• THE TASK: All lines holding the string "meistern" are to be shown.

• MATERIAL SHOWN:
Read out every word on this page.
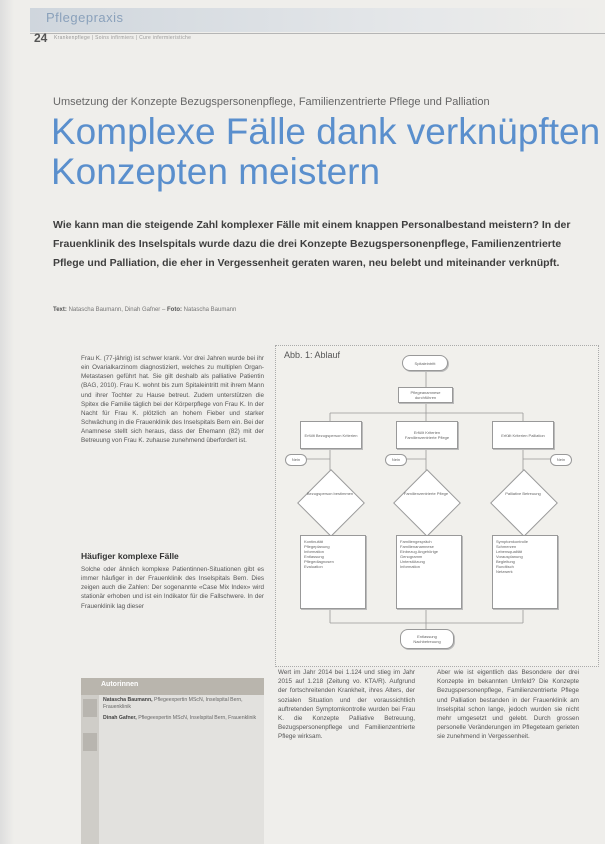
Pflegepraxis
24 Krankenpflege | Soins infirmiers | Cure infermieristiche
Umsetzung der Konzepte Bezugspersonenpflege, Familienzentrierte Pflege und Palliation
Komplexe Fälle dank verknüpften
Konzepten meistern
Wie kann man die steigende Zahl komplexer Fälle mit einem knappen Personalbestand meistern? In der Frauenklinik des Inselspitals wurde dazu die drei Konzepte Bezugspersonenpflege, Familienzentrierte Pflege und Palliation, die eher in Vergessenheit geraten waren, neu belebt und miteinander verknüpft.
Text: Natascha Baumann, Dinah Gafner – Foto: Natascha Baumann
Frau K. (77-jährig) ist schwer krank. Vor drei Jahren wurde bei ihr ein Ovarialkarzinom diagnostiziert, welches zu multiplen Organ-Metastasen geführt hat. Sie gilt deshalb als palliative Patientin (BAG, 2010). Frau K. wohnt bis zum Spitaleintritt mit ihrem Mann und ihrer Tochter zu Hause betreut. Zudem unterstützen die Spitex die Familie täglich bei der Körperpflege von Frau K. In der Nacht für Frau K. plötzlich an hohem Fieber und starker Schwächung in die Frauenklinik des Inselspitals Bern ein. Bei der Anamnese stellt sich heraus, dass der Ehemann (82) mit der Betreuung von Frau K. zuhause zunehmend überfordert ist.
Häufiger komplexe Fälle
Solche oder ähnlich komplexe Patientinnen-Situationen gibt es immer häufiger in der Frauenklinik des Inselspitals Bern. Dies zeigen auch die Zahlen: Der sogenannte «Case Mix Index» wird stationär erhoben und ist ein Indikator für die Fallschwere. In der Frauenklinik lag dieser
Abb. 1: Ablauf
Spitaleintritt
Pflegeanamnese durchführen
Erfüllt Bezugsperson Kriterien	Erfüllt Kriterien Familienzentrierte Pflege	Erfüllt Kriterien Palliation
Nein	Nein	Nein
Bezugsperson bestimmen	Familienzentrierte Pflege	Palliative Betreuung
Kontinuität
Pflegeplanung
Information
Entlassung
Pflegediagnosen
Evaluation
Familiengespräch
Familienanamnese
Einbezug Angehörige
Genogramm
Unterstützung
Information
Symptomkontrolle
Schmerzen
Lebensqualität
Vorausplanung
Begleitung
Rundtisch
Netzwerk
Entlassung
Nachbetreuung
Autorinnen
Natascha Baumann, Pflegeexpertin MScN, Inselspital Bern, Frauenklinik
Dinah Gafner, Pflegeexpertin MScN, Inselspital Bern, Frauenklinik
Wert im Jahr 2014 bei 1.124 und stieg im Jahr 2015 auf 1.218 (Zeitung vo. KTA/R). Aufgrund der fortschreitenden Krankheit, ihres Alters, der sozialen Situation und der voraussichtlich auftretenden Symptomkontrolle wurden bei Frau K. die Konzepte Palliative Betreuung, Bezugspersonenpflege und Familienzentrierte Pflege wirksam.
Aber wie ist eigentlich das Besondere der drei Konzepte im bekannten Umfeld? Die Konzepte Bezugspersonenpflege, Familienzentrierte Pflege und Palliation bestanden in der Frauenklinik am Inselspital schon lange, jedoch wurden sie nicht mehr umgesetzt und gelebt. Durch grossen personelle Veränderungen im Pflegeteam gerieten sie zunehmend in Vergessenheit.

• CORRECT ANSWER:
Konzepten meistern
Wie kann man die steigende Zahl komplexer Fälle mit einem knappen Personalbestand meistern? In der Frauenklinik des Inselspitals wurde dazu die drei Konzepte Bezugspersonenpflege, Familienzentrierte Pflege und Palliation, die eher in Vergessenheit geraten waren, neu belebt und miteinander verknüpft.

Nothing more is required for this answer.